Exercise description: Output all records precisely as written.
--- begin Provided data ---
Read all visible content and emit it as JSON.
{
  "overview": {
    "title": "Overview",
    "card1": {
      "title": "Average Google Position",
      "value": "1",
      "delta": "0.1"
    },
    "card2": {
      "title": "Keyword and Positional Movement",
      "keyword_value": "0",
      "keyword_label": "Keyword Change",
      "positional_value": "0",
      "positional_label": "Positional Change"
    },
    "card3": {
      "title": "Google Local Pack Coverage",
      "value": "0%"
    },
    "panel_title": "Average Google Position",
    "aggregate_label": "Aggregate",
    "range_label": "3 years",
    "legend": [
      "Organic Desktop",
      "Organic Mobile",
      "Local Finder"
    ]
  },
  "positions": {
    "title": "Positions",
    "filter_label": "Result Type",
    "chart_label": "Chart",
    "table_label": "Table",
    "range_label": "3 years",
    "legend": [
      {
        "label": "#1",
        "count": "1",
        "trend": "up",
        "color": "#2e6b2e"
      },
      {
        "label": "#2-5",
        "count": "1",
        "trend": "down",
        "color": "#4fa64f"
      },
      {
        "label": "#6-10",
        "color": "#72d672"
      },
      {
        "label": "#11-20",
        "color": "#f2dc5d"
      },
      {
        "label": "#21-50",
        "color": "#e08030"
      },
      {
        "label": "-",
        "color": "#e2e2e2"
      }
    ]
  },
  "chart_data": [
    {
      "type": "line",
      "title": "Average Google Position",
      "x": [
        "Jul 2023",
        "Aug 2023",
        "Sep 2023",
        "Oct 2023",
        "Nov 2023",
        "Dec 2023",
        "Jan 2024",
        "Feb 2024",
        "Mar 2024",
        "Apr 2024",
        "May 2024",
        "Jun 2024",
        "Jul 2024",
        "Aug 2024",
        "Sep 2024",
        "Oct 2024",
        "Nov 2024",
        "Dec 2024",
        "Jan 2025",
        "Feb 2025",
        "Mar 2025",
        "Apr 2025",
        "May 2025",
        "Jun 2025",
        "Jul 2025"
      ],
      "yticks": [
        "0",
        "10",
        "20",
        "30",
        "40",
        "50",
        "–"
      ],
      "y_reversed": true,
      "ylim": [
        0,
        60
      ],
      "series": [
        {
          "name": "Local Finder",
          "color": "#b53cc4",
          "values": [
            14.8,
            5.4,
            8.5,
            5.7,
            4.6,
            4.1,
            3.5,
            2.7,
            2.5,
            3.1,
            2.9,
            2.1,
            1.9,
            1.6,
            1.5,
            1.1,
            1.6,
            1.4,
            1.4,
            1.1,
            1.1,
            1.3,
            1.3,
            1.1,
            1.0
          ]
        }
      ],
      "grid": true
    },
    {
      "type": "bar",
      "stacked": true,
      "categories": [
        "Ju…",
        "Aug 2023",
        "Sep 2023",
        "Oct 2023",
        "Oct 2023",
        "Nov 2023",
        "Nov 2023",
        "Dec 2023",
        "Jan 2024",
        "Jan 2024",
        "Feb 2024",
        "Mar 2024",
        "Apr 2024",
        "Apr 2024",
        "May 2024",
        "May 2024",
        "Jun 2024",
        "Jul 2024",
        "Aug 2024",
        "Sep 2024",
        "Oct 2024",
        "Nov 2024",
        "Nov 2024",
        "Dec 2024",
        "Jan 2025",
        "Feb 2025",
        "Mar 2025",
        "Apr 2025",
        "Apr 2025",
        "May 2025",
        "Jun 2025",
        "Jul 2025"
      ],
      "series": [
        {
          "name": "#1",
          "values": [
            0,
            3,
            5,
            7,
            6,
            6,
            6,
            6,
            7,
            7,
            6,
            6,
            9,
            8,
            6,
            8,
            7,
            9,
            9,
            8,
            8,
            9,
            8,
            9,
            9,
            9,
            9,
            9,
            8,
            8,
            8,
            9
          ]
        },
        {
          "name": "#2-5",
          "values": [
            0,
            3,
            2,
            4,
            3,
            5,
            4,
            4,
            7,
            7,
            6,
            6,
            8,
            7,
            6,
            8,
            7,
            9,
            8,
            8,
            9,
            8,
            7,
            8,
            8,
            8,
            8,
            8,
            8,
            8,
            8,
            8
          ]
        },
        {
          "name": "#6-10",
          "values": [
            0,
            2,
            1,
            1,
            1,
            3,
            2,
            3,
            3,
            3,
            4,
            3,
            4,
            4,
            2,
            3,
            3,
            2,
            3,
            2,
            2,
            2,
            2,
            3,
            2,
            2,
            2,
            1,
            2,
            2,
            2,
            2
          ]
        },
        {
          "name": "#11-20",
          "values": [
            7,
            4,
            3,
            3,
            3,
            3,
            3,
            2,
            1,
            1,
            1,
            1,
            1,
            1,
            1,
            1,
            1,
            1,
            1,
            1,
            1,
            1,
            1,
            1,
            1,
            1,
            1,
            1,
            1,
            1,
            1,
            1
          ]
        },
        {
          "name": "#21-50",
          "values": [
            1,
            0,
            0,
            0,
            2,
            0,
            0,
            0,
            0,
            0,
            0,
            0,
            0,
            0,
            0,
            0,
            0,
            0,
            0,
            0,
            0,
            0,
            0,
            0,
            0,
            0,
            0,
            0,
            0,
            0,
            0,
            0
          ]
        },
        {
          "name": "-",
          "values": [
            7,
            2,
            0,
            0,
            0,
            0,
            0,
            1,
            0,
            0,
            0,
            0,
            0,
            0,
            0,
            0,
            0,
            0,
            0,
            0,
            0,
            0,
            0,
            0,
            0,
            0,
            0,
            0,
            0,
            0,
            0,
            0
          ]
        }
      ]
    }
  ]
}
--- end Provided data ---
Worked answer:
Read all visible content and emit it as JSON.
{
  "overview": {
    "title": "Overview",
    "card1": {
      "title": "Average Google Position",
      "value": "1",
      "delta": "0.1"
    },
    "card2": {
      "title": "Keyword and Positional Movement",
      "keyword_value": "0",
      "keyword_label": "Keyword Change",
      "positional_value": "0",
      "positional_label": "Positional Change"
    },
    "card3": {
      "title": "Google Local Pack Coverage",
      "value": "0%"
    },
    "panel_title": "Average Google Position",
    "aggregate_label": "Aggregate",
    "range_label": "3 years",
    "legend": [
      "Organic Desktop",
      "Organic Mobile",
      "Local Finder"
    ]
  },
  "positions": {
    "title": "Positions",
    "filter_label": "Result Type",
    "chart_label": "Chart",
    "table_label": "Table",
    "range_label": "3 years",
    "legend": [
      {
        "label": "#1",
        "count": "1",
        "trend": "up",
        "color": "#2e6b2e"
      },
      {
        "label": "#2-5",
        "count": "1",
        "trend": "down",
        "color": "#4fa64f"
      },
      {
        "label": "#6-10",
        "color": "#72d672"
      },
      {
        "label": "#11-20",
        "color": "#f2dc5d"
      },
      {
        "label": "#21-50",
        "color": "#e08030"
      },
      {
        "label": "-",
        "color": "#e2e2e2"
      }
    ]
  },
  "chart_data": [
    {
      "type": "line",
      "title": "Average Google Position",
      "x": [
        "Jul 2023",
        "Aug 2023",
        "Sep 2023",
        "Oct 2023",
        "Nov 2023",
        "Dec 2023",
        "Jan 2024",
        "Feb 2024",
        "Mar 2024",
        "Apr 2024",
        "May 2024",
        "Jun 2024",
        "Jul 2024",
        "Aug 2024",
        "Sep 2024",
        "Oct 2024",
        "Nov 2024",
        "Dec 2024",
        "Jan 2025",
        "Feb 2025",
        "Mar 2025",
        "Apr 2025",
        "May 2025",
        "Jun 2025",
        "Jul 2025"
      ],
      "yticks": [
        "0",
        "10",
        "20",
        "30",
        "40",
        "50",
        "–"
      ],
      "y_reversed": true,
      "ylim": [
        0,
        60
      ],
      "series": [
        {
          "name": "Local Finder",
          "color": "#b53cc4",
          "values": [
            14.8,
            5.4,
            8.5,
            5.7,
            4.6,
            4.1,
            3.5,
            2.7,
            2.5,
            3.1,
            2.9,
            2.1,
            1.9,
            1.6,
            1.5,
            1.1,
            1.6,
            1.4,
            1.4,
            1.1,
            1.1,
            1.3,
            1.3,
            1.1,
            1.0
          ]
        }
      ],
      "grid": true
    },
    {
      "type": "bar",
      "stacked": true,
      "categories": [
        "Ju…",
        "Aug 2023",
        "Sep 2023",
        "Oct 2023",
        "Oct 2023",
        "Nov 2023",
        "Nov 2023",
        "Dec 2023",
        "Jan 2024",
        "Jan 2024",
        "Feb 2024",
        "Mar 2024",
        "Apr 2024",
        "Apr 2024",
        "May 2024",
        "May 2024",
        "Jun 2024",
        "Jul 2024",
        "Aug 2024",
        "Sep 2024",
        "Oct 2024",
        "Nov 2024",
        "Nov 2024",
        "Dec 2024",
        "Jan 2025",
        "Feb 2025",
        "Mar 2025",
        "Apr 2025",
        "Apr 2025",
        "May 2025",
        "Jun 2025",
        "Jul 2025"
      ],
      "series": [
        {
          "name": "#1",
          "values": [
            0,
            3,
            5,
            7,
            6,
            6,
            6,
            6,
            7,
            7,
            6,
            6,
            9,
            8,
            6,
            8,
            7,
            9,
            9,
            8,
            8,
            9,
            8,
            9,
            9,
            9,
            9,
            9,
            8,
            8,
            8,
            9
          ]
        },
        {
          "name": "#2-5",
          "values": [
            0,
            3,
            2,
            4,
            3,
            5,
            4,
            4,
            7,
            7,
            6,
            6,
            8,
            7,
            6,
            8,
            7,
            9,
            8,
            8,
            9,
            8,
            7,
            8,
            8,
            8,
            8,
            8,
            8,
            8,
            8,
            8
          ]
        },
        {
          "name": "#6-10",
          "values": [
            0,
            2,
            1,
            1,
            1,
            3,
            2,
            3,
            3,
            3,
            4,
            3,
            4,
            4,
            2,
            3,
            3,
            2,
            3,
            2,
            2,
            2,
            2,
            3,
            2,
            2,
            2,
            1,
            2,
            2,
            2,
            2
          ]
        },
        {
          "name": "#11-20",
          "values": [
            7,
            4,
            3,
            3,
            3,
            3,
            3,
            2,
            1,
            1,
            1,
            1,
            1,
            1,
            1,
            1,
            1,
            1,
            1,
            1,
            1,
            1,
            1,
            1,
            1,
            1,
            1,
            1,
            1,
            1,
            1,
            1
          ]
        },
        {
          "name": "#21-50",
          "values": [
            1,
            0,
            0,
            0,
            2,
            0,
            0,
            0,
            0,
            0,
            0,
            0,
            0,
            0,
            0,
            0,
            0,
            0,
            0,
            0,
            0,
            0,
            0,
            0,
            0,
            0,
            0,
            0,
            0,
            0,
            0,
            0
          ]
        },
        {
          "name": "-",
          "values": [
            7,
            2,
            0,
            0,
            0,
            0,
            0,
            1,
            0,
            0,
            0,
            0,
            0,
            0,
            0,
            0,
            0,
            0,
            0,
            0,
            0,
            0,
            0,
            0,
            0,
            0,
            0,
            0,
            0,
            0,
            0,
            0
          ]
        }
      ]
    }
  ]
}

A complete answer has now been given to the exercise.